Extrait à lire:
□ □ □ □ □ □ □

Tanzanie: L'affaire d'un immigré maltraité par le système judiciaire et carcéral

communiqué de presse

M. X est un ressortissant congolais qui vivait à Dar es Salaam, en Tanzanie. Au début du mois de juin 2006, il a perdu son passeport. Il est allé déclarer cette perte à la police tanzanienne et s'est rendu à l'ambassade de République démocratique du Congo (RDC) afin de demander un nouveau passeport.

Le 9 juin 2006, les autorités tanzaniennes l'ont arrêté, ainsi que sa femme et leurs deux fils, au prétexte qu'il résidait illégalement dans le pays, et ce en dépit du fait qu'il a présenté l'attestation de perte de son passeport, qui contenait un visa de séjour dans le pays valable jusqu'en septembre 2006, et le courrier officiel de l'ambassade de RDC en Tanzanie, qui confirmait que le processus d'obtention d'un nouveau passeport était en cours.

□ □ □ □ □ □ □

Données fournies:
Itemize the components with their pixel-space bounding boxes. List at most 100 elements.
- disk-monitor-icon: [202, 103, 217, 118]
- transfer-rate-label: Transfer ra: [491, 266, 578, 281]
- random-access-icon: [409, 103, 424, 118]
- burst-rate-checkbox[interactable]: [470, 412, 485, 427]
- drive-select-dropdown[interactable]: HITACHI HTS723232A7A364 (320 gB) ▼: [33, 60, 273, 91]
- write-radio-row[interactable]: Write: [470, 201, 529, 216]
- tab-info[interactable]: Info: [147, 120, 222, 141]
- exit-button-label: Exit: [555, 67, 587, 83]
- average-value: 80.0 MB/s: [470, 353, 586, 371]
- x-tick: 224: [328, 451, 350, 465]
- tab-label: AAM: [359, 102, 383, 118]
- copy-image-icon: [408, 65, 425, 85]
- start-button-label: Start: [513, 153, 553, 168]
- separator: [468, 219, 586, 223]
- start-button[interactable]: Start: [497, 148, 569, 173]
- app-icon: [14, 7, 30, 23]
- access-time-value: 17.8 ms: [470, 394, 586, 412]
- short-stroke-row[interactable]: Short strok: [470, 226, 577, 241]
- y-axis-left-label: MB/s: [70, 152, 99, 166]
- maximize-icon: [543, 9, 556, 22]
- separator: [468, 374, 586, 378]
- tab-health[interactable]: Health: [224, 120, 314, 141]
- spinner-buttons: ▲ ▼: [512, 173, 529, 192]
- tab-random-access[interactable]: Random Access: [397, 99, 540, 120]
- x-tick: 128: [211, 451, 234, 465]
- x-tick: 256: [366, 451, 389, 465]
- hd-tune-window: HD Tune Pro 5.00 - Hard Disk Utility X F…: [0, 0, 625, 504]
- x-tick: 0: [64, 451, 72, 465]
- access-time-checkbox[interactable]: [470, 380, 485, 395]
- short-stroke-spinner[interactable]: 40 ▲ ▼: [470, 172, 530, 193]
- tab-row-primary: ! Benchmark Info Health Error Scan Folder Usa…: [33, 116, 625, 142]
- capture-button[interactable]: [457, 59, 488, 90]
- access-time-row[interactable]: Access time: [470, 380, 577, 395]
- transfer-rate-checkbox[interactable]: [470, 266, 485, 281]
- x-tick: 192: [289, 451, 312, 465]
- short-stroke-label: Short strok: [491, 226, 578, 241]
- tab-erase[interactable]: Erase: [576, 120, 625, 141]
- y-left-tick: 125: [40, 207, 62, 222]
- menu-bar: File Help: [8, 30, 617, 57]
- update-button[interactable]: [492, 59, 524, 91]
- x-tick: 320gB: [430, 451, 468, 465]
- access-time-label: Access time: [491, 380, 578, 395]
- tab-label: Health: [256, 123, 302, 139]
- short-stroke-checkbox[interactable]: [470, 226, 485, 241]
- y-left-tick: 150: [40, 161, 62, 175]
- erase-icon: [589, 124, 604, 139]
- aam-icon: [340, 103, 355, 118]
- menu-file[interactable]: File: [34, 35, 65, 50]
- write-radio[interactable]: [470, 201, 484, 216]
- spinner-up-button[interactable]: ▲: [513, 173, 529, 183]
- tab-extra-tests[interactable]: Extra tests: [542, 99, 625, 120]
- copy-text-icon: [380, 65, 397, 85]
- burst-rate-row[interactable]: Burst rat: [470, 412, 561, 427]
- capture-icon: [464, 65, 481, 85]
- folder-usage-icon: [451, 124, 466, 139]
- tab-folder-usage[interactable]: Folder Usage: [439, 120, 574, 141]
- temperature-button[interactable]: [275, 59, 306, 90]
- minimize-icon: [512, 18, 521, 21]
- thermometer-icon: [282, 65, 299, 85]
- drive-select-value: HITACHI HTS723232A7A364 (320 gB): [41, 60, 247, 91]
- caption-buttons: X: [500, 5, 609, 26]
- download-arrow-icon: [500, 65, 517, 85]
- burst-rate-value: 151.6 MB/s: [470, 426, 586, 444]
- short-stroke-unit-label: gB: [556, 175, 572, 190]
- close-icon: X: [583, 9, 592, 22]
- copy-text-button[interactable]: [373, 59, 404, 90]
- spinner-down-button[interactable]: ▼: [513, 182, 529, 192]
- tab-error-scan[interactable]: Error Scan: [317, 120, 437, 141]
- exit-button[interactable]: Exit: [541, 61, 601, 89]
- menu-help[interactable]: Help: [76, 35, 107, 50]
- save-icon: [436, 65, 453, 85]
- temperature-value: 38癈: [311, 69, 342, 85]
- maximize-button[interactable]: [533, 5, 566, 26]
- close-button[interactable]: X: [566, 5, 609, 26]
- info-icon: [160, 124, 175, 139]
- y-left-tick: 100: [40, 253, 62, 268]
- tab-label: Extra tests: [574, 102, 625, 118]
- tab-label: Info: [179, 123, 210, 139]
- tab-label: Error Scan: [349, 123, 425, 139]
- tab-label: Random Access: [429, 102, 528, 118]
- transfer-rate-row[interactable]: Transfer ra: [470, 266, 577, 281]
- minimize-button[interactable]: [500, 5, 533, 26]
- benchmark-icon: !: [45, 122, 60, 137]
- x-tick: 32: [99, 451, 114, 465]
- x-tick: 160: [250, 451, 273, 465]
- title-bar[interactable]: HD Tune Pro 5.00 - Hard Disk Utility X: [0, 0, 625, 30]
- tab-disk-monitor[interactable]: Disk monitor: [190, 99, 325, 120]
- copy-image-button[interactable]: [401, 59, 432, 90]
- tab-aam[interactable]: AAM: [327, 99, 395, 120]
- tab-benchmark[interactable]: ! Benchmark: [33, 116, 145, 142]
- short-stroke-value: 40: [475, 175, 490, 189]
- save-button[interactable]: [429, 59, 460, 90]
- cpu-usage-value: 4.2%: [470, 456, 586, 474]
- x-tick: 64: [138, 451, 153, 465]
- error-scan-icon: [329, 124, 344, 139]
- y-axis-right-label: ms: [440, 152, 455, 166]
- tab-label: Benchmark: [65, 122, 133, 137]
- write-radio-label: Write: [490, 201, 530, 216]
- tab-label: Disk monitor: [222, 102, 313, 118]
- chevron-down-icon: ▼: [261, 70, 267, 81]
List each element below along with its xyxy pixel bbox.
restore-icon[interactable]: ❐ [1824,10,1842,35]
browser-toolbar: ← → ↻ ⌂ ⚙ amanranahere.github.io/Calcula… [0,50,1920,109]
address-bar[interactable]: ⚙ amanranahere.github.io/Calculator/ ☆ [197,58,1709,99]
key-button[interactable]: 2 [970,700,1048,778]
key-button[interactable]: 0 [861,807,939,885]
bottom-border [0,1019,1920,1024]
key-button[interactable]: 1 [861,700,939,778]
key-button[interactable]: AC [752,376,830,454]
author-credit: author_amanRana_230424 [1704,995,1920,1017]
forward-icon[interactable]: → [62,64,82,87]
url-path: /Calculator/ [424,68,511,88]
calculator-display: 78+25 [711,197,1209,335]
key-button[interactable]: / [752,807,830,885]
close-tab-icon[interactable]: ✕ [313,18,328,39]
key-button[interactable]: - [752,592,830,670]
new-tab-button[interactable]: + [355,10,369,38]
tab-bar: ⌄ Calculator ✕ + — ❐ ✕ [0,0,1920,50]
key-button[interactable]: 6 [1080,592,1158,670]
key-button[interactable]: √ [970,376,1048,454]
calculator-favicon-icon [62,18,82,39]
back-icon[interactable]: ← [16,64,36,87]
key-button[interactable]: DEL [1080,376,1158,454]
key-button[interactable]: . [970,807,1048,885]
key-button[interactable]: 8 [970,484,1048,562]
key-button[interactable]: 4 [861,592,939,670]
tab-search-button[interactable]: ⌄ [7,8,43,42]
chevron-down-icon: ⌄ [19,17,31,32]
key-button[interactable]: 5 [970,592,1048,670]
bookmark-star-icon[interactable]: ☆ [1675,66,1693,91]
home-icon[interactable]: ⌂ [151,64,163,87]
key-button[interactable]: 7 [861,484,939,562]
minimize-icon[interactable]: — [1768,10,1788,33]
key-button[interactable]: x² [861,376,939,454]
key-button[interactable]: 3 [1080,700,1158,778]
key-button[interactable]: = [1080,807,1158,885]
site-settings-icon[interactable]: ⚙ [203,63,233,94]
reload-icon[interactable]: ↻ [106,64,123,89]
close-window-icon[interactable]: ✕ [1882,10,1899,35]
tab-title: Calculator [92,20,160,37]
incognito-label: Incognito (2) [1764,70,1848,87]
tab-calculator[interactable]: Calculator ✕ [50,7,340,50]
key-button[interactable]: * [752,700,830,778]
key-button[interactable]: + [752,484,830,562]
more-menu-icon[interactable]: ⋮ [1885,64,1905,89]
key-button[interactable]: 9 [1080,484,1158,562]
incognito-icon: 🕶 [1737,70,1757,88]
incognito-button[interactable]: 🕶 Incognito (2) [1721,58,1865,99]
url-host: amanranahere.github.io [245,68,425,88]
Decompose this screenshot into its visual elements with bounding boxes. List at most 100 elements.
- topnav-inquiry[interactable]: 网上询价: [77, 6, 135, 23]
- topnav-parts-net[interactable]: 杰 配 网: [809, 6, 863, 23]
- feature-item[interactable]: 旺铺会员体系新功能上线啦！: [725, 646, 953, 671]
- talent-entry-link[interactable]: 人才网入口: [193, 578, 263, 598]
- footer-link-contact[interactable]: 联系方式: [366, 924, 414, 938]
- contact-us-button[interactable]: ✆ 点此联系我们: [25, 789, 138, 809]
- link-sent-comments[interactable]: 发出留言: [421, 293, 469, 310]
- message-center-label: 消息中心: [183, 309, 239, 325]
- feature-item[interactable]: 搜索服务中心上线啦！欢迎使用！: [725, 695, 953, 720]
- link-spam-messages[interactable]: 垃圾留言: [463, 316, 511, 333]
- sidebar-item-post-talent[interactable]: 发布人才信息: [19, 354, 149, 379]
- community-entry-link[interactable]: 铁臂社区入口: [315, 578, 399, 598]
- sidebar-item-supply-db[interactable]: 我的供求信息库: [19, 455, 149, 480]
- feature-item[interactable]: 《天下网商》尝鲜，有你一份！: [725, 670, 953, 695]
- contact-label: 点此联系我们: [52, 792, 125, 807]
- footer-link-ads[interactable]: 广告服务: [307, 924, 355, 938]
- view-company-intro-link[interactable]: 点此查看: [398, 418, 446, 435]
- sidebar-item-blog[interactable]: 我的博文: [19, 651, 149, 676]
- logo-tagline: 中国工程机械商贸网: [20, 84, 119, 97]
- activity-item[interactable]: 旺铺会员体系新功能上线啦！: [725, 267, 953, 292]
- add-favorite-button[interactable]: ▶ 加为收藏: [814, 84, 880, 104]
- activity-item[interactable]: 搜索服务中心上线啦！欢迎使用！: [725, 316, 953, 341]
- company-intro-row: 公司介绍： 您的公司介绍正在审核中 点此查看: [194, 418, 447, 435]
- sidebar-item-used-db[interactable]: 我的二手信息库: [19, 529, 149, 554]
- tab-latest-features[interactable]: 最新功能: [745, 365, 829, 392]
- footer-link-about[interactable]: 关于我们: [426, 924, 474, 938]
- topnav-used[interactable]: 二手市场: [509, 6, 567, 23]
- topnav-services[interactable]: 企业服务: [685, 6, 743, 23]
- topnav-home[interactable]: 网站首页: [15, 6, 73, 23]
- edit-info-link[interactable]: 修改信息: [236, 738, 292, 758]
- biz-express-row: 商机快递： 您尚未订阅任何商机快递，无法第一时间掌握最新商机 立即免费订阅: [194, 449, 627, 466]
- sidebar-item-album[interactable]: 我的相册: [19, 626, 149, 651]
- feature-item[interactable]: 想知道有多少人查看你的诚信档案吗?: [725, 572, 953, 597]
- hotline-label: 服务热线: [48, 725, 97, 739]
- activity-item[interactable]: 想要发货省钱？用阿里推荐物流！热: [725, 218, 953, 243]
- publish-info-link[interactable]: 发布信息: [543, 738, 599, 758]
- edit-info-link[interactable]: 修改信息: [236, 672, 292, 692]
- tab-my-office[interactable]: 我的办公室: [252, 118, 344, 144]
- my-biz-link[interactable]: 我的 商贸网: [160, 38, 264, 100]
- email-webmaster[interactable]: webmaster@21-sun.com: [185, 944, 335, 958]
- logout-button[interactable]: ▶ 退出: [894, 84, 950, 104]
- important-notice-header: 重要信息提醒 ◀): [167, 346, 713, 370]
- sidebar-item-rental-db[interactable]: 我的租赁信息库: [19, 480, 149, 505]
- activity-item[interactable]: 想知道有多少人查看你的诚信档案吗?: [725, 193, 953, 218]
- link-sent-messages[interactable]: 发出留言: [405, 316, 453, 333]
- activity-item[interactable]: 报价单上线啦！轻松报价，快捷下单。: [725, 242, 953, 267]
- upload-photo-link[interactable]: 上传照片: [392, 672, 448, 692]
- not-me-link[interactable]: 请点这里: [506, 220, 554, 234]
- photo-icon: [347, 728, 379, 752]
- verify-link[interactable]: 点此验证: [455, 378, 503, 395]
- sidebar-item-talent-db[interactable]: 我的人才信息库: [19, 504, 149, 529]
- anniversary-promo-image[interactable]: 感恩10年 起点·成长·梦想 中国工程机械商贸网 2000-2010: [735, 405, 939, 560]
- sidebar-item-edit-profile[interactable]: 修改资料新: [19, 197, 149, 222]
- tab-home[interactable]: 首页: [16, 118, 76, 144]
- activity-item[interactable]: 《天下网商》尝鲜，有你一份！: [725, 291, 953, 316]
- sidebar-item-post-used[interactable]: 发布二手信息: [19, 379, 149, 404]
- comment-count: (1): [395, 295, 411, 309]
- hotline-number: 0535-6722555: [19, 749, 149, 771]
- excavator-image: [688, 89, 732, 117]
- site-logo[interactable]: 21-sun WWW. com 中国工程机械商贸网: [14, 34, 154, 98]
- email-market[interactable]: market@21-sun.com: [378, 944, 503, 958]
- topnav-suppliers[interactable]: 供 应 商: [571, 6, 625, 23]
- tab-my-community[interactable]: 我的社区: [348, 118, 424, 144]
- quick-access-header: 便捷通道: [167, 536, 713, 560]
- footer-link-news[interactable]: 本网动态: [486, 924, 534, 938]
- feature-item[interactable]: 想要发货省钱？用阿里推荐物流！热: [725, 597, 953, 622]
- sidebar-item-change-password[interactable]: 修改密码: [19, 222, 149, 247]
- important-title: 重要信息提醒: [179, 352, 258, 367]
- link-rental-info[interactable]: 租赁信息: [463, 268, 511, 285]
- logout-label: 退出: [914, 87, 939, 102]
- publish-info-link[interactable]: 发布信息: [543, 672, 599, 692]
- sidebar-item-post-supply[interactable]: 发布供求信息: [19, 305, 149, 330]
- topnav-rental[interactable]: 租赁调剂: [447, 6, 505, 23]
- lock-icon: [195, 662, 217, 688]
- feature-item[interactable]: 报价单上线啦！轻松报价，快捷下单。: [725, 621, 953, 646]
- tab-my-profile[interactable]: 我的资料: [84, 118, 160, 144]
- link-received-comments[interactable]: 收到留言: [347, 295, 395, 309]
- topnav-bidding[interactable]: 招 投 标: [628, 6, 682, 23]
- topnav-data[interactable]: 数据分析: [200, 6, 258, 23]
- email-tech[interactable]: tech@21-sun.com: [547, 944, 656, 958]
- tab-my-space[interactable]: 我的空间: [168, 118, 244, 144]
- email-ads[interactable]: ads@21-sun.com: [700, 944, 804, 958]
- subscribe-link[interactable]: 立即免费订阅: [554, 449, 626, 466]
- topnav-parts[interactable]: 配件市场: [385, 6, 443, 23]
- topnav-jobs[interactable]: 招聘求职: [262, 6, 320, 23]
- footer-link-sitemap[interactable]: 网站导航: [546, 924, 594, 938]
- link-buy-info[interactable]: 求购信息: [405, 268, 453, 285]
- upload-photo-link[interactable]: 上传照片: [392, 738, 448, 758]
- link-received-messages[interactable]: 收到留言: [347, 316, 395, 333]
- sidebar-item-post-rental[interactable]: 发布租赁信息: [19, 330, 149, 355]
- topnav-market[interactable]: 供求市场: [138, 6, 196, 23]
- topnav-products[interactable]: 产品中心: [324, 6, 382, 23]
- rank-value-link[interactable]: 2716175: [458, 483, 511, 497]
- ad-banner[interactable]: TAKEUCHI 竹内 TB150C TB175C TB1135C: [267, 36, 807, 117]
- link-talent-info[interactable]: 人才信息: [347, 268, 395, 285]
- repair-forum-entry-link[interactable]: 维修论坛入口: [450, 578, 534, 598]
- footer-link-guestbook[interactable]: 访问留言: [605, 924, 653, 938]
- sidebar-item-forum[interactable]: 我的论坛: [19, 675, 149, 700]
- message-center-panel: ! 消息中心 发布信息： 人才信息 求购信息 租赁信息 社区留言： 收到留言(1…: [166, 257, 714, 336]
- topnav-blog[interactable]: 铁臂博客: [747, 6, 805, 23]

□ □ □ □ □ □ □

Travail à faire:
1. Recopiez fidèlement le passage du communiqué allant de « communiqué de presse » à « était en cours. ».
2. D'après le communiqué, jusqu'à quand le visa de séjour figurant dans le passeport perdu de M. X était-il valable ?
La liste a une origine distincte de celle du communiqué.

Réponses:
1.
communiqué de presse

M. X est un ressortissant congolais qui vivait à Dar es Salaam, en Tanzanie. Au début du mois de juin 2006, il a perdu son passeport. Il est allé déclarer cette perte à la police tanzanienne et s'est rendu à l'ambassade de République démocratique du Congo (RDC) afin de demander un nouveau passeport.

Le 9 juin 2006, les autorités tanzaniennes l'ont arrêté, ainsi que sa femme et leurs deux fils, au prétexte qu'il résidait illégalement dans le pays, et ce en dépit du fait qu'il a présenté l'attestation de perte de son passeport, qui contenait un visa de séjour dans le pays valable jusqu'en septembre 2006, et le courrier officiel de l'ambassade de RDC en Tanzanie, qui confirmait que le processus d'obtention d'un nouveau passeport était en cours.

2. Jusqu'en septembre 2006.